● **任務清單**
1. 根據 MapReduce WordCount 頁面,KEYIN 為何採用 LongWritable 而不直接使用 Long?
2. 請接續 MapReduce WordCount 頁面,從其最後一行之後寫下去。

MapReduce入門詳解(二)

個人博客原文鏈接

MapReduce實踐攻略

超詳細入門級-WordCount

問題描述:
統計一個文件中,各種單詞出現的次數
思路分析:
1. 在map階段,對每行數據調用一次map方法,對讀取到的每行數據按空格進行切割,將分割得到的每個單詞作爲key,value的值給定爲1傳遞給reduce
2. 在reduce階段,從map接收到傳遞過來的key和value,key值相同的爲同一組,對每一組只調用一次reduce方法,將每一組的value值累加即可得到該單詞出現的次數,最後將該組的key作爲key,累加的value作爲value作爲結果輸出

public class WordCountMR2 extends Configured implements Tool {
    /**
     * KEYIN: 默認情況下,是mr框架所讀到的一行文本的起始偏移量,Long,
     * 但是在hadoop中有自己的更精簡的序列化接口,所以不直接用Long,而用LongWritable
     * VALUEIN:默認情況下,是mr框架所讀到的一行文本的內容,String,同上,用Text
     * KEYOUT:是用戶自定義邏輯處理完成之後輸出數據中的key,在此處是單詞,String,同上,用Text
     * VALUEOUT:是用戶自定義邏輯處理完成之後輸出數據中的value,在此處是單詞次數,Integer,同上,用IntWritable
     */
    public static class WCMapper extends Mapper<LongWritable,Text, Text, IntWritable> {
        /**
         * map階段的業務邏輯就寫在自定義的map()方法中
         * maptask會對每一行輸入數據調用一次我們自定義的map()方法
         * context是上下文引用對象,傳遞輸出值
         */
        @Override
        protected void map(LongWritable key, Text value, Context context) throws IOException, InterruptedException {
            Collections.list(new StringTokenizer(value.toString()," ")).stream().map(s -> ((String)s).trim())

● **所附條目**

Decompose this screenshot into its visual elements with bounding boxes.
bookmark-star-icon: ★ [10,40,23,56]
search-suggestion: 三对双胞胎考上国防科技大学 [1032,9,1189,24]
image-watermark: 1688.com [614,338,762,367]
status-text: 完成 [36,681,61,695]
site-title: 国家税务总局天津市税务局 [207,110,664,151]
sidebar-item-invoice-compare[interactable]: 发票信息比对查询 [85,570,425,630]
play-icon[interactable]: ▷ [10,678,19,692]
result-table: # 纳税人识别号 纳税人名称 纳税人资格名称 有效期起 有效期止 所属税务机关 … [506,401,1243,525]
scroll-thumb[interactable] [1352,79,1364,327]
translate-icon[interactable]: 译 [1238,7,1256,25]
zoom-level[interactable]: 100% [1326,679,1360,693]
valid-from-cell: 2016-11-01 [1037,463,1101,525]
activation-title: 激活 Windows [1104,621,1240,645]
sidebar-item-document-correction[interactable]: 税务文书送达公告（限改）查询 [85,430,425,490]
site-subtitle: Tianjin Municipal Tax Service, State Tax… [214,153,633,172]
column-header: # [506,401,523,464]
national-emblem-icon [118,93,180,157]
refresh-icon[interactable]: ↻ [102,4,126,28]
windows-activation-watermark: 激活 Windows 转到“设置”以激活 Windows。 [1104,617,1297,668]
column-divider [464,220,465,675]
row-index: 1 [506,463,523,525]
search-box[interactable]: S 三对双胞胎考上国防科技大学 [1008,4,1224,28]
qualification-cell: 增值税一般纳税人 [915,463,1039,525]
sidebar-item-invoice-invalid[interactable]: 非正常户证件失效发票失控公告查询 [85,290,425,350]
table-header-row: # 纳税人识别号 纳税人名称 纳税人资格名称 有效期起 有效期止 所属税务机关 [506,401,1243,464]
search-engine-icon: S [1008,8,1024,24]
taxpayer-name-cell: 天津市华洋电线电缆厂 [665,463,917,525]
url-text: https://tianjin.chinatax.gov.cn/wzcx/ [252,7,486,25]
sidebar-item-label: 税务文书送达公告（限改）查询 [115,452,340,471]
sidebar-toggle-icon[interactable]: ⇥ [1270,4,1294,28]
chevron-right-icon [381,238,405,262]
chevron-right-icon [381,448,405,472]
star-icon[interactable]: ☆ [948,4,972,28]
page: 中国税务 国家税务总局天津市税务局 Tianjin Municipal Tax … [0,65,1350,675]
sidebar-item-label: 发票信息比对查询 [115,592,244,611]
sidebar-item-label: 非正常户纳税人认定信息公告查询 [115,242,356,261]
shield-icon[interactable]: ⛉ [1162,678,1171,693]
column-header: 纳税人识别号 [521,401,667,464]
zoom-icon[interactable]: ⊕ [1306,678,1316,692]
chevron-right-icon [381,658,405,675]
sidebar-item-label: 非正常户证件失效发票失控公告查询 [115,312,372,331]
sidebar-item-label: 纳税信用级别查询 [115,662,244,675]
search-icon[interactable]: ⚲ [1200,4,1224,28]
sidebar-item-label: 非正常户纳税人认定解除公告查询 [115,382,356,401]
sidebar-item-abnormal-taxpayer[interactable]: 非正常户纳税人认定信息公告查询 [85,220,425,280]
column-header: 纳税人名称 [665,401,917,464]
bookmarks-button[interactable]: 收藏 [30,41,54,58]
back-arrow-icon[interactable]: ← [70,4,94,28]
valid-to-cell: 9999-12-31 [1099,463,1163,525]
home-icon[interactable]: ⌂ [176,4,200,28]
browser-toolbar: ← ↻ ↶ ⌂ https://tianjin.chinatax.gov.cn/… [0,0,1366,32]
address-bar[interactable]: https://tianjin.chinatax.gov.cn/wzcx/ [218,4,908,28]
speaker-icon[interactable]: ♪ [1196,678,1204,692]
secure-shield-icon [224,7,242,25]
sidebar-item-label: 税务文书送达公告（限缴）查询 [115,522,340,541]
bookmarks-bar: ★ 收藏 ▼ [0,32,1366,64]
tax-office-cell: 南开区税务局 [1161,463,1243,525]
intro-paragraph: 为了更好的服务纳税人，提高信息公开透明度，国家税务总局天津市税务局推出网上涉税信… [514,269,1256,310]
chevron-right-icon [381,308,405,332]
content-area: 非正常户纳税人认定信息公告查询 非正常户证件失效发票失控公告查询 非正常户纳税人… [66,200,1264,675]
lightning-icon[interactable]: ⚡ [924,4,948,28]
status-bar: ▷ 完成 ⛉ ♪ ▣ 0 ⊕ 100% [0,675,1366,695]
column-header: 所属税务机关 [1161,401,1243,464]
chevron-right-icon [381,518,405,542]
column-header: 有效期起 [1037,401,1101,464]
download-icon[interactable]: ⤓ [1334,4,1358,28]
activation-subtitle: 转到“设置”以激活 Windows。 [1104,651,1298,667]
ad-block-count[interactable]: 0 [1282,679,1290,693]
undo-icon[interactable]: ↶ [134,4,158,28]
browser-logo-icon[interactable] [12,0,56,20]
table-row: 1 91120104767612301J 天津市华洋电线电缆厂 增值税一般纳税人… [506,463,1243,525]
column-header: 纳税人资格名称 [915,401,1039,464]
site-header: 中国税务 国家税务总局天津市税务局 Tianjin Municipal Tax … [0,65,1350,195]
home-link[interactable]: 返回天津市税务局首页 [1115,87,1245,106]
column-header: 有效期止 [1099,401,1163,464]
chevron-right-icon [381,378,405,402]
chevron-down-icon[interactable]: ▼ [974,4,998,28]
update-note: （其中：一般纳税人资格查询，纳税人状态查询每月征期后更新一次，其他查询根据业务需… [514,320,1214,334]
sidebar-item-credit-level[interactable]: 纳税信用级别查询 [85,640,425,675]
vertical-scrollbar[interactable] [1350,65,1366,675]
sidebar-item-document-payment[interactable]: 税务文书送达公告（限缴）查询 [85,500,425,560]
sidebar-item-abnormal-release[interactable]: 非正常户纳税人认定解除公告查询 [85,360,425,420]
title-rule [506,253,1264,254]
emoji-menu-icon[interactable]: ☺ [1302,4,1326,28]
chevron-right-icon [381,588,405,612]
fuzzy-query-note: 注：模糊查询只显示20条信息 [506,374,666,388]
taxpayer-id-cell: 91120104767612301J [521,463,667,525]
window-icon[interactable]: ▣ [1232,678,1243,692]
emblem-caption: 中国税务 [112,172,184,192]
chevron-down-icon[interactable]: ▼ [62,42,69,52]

● **回覆內容**
1. 因為 hadoop 有自己更精簡的序列化接口。

2.
                    .filter(s -> s.length() > 1).forEach(ExceptionConsumer.of(word -> context.write(new Text(word),new IntWritable(1))));
        }
    }

    /**
     * KEYIN, VALUEIN對應mapper輸出的KEYOUT,VALUEOUT類型對應
     * KEYOUT, VALUEOUT是自定義reduce邏輯處理結果的輸出數據類型
     * KEYOUT是單詞
     * VLAUEOUT是總次數
     */
    public static class WCReducer extends Reducer<Text,IntWritable,Text,IntWritable> {
        /**
         * reduce階段的業務邏輯就寫在自定義的reduce()方法中
         * reducetask會對所有相同的key調用一次reduce()方法
         * context是上下文引用對象,傳遞輸出值
         */
        @Override
        protected void reduce(Text key, Iterable<IntWritable> values, Context context) throws IOException, InterruptedException {
            //map階段的輸出是reduce階段的輸入,樣式如下
            //<helle,1><hello,1><helle,1><hello,1><helle,1><hello,1>
            //<tom,1><tom,1><tom,1>
            //<good,1>

//            int count = 0;
//            for (IntWritable value : values){
//                count += value.get();
//            }
//            context.write(key, new IntWritable(count));

            IntWritable count = StreamSupport.stream(values.spliterator(), false).collect(Collectors.toSet()).stream()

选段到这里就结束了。